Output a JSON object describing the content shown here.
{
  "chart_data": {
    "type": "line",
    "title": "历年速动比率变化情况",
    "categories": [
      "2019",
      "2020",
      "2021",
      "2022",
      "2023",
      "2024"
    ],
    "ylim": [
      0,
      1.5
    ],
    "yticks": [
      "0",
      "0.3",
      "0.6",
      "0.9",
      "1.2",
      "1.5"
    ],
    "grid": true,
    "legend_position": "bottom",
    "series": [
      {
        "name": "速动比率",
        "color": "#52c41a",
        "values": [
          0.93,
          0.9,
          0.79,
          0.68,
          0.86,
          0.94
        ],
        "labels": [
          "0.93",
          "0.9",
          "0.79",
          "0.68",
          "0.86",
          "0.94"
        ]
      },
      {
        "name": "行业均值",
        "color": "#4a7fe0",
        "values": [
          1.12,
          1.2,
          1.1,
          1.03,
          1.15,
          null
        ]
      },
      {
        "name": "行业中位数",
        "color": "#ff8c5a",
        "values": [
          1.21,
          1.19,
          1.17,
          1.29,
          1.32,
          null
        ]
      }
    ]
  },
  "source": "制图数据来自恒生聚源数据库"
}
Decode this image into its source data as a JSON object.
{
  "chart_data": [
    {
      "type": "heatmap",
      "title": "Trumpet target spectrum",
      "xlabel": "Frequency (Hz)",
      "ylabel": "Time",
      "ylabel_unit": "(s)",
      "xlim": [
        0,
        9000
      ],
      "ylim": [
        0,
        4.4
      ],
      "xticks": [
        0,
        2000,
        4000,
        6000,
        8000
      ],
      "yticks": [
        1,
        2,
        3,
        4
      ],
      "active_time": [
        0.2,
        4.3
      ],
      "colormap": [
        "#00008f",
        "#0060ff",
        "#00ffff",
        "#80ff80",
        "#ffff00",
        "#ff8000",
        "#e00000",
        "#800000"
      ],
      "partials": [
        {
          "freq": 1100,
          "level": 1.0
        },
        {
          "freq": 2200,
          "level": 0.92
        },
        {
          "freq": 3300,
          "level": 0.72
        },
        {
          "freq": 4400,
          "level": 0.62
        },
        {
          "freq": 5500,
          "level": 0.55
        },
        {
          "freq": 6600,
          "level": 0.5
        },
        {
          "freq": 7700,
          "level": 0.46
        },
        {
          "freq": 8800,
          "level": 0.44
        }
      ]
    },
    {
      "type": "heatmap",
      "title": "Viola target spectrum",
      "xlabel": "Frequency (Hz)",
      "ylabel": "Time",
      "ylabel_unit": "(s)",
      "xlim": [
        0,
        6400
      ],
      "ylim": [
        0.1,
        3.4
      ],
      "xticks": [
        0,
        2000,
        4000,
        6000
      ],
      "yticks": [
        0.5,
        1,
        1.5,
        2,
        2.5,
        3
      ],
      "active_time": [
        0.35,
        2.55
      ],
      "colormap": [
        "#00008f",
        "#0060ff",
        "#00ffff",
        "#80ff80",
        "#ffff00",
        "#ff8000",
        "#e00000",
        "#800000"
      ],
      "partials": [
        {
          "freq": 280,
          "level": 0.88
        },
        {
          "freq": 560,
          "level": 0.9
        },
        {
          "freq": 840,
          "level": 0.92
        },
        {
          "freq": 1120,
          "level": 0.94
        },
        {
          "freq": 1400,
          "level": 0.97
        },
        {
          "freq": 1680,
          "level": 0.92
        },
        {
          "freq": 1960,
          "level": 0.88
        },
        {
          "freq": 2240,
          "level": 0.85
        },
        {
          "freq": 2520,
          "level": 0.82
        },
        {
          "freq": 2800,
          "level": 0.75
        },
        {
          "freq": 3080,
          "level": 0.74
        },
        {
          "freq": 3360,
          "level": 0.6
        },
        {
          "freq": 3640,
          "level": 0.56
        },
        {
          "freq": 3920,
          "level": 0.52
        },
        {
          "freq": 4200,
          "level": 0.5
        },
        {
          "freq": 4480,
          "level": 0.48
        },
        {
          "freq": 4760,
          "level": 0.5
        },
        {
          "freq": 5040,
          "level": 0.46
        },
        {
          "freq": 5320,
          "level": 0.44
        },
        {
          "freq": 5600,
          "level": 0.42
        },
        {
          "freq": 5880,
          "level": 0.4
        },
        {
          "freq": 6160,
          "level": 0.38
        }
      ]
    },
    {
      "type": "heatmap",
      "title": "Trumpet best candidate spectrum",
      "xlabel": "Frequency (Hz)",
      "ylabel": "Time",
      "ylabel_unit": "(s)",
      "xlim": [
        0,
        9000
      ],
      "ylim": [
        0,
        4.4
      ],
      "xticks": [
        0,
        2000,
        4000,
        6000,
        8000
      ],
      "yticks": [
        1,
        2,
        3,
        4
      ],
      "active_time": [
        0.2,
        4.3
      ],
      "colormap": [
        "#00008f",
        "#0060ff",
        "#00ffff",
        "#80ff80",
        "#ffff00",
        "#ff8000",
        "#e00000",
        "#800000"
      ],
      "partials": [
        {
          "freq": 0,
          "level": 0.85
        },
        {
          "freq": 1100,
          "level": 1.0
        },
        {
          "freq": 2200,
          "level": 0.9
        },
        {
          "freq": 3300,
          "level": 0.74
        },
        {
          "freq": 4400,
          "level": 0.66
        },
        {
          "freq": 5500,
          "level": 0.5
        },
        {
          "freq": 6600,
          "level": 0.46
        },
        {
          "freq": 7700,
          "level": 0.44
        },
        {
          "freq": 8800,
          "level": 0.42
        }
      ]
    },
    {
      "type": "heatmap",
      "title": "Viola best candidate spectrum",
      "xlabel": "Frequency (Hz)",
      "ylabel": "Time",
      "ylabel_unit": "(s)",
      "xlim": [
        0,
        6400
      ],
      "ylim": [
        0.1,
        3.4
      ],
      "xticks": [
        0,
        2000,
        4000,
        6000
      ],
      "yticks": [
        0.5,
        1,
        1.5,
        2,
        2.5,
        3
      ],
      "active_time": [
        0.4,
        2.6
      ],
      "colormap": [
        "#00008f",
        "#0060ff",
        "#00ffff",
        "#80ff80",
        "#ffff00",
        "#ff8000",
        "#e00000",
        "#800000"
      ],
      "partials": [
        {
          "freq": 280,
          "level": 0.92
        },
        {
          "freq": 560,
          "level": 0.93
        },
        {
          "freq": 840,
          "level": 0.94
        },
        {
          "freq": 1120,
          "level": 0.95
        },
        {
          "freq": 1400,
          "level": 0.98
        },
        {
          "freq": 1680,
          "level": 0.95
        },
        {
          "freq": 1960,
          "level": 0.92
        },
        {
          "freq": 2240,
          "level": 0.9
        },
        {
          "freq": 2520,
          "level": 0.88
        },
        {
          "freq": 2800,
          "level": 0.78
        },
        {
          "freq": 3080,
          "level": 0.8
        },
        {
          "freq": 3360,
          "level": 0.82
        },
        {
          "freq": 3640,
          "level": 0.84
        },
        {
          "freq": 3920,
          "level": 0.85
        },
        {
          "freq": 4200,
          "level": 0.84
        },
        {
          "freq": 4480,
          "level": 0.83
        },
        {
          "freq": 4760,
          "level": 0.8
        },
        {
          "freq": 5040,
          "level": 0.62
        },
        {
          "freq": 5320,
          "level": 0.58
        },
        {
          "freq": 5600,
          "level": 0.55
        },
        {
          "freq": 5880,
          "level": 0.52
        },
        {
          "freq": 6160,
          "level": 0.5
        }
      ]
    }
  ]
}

▶ _WORK INSTRUCTIONS_: Pull out all lines from the listing that contain the string "JSON".

▶ _TASK RESPONSE_:
Output a JSON object describing the content shown here.
Decode this image into its source data as a JSON object.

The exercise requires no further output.